Set problem:
Take each line that has the word "REGIONE" and return it.

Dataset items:
──────

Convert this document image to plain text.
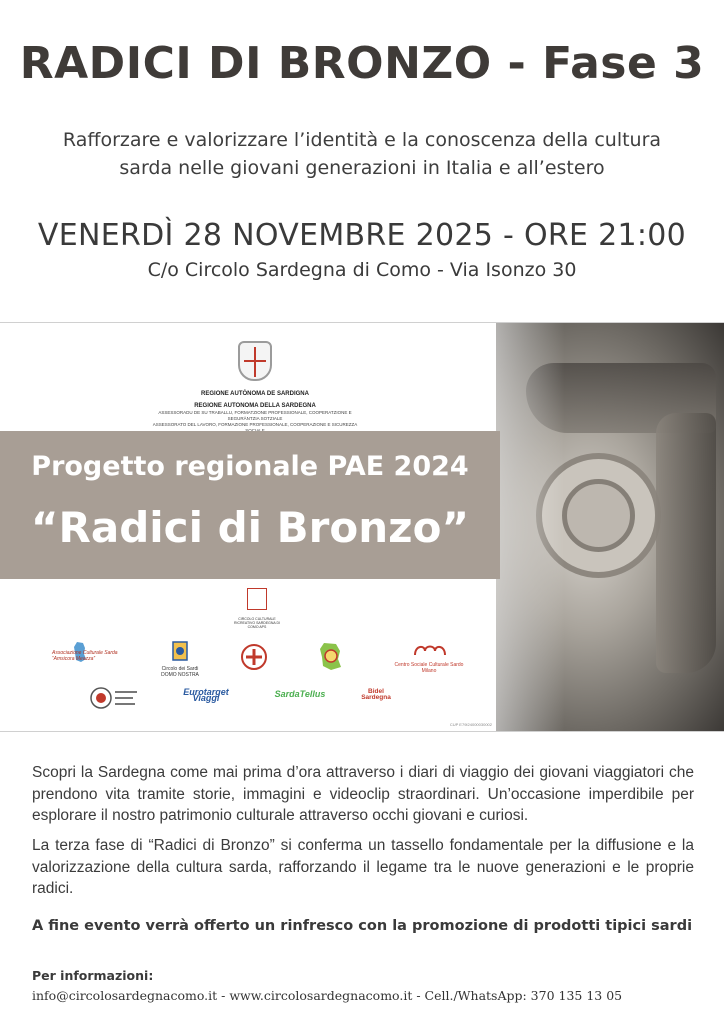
RADICI DI BRONZO - Fase 3
Rafforzare e valorizzare l’identità e la conoscenza della cultura
sarda nelle giovani generazioni in Italia e all’estero
VENERDÌ 28 NOVEMBRE 2025 - ORE 21:00
C/o Circolo Sardegna di Como - Via Isonzo 30
REGIONE AUTÒNOMA DE SARDIGNA
REGIONE AUTONOMA DELLA SARDEGNA
ASSESSORADU DE SU TRABALLU, FORMATZIONE PROFESSIONALE, COOPERATZIONE E SEGURÀNTZIA SOTZIALE
ASSESSORATO DEL LAVORO, FORMAZIONE PROFESSIONALE, COOPERAZIONE E SICUREZZA
Progetto regionale PAE 2024
“Radici di Bronzo”
CIRCOLO CULTURALE RICREATIVO SARDEGNA DI COMO APS
Associazione Culturale Sarda “Amsicora Meazza”
Circolo dei Sardi DOMO NOSTRA
Centro Sociale Culturale Sardo Milano
Eurotarget Viaggi	SardaTellus	Bidel Sardegna
CUP E79I24000030002
Scopri la Sardegna come mai prima d’ora attraverso i diari di viaggio dei giovani viaggiatori che prendono vita tramite storie, immagini e videoclip straordinari. Un’occasione imperdibile per esplorare il nostro patrimonio culturale attraverso occhi giovani e curiosi.
La terza fase di “Radici di Bronzo” si conferma un tassello fondamentale per la diffusione e la valorizzazione della cultura sarda, rafforzando il legame tra le nuove generazioni e le proprie radici.
A fine evento verrà offerto un rinfresco con la promozione di prodotti tipici sardi
Per informazioni:
info@circolosardegnacomo.it - www.circolosardegnacomo.it - Cell./WhatsApp: 370 135 13 05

──────

Problem solution:
REGIONE AUTÒNOMA DE SARDIGNA
REGIONE AUTONOMA DELLA SARDEGNA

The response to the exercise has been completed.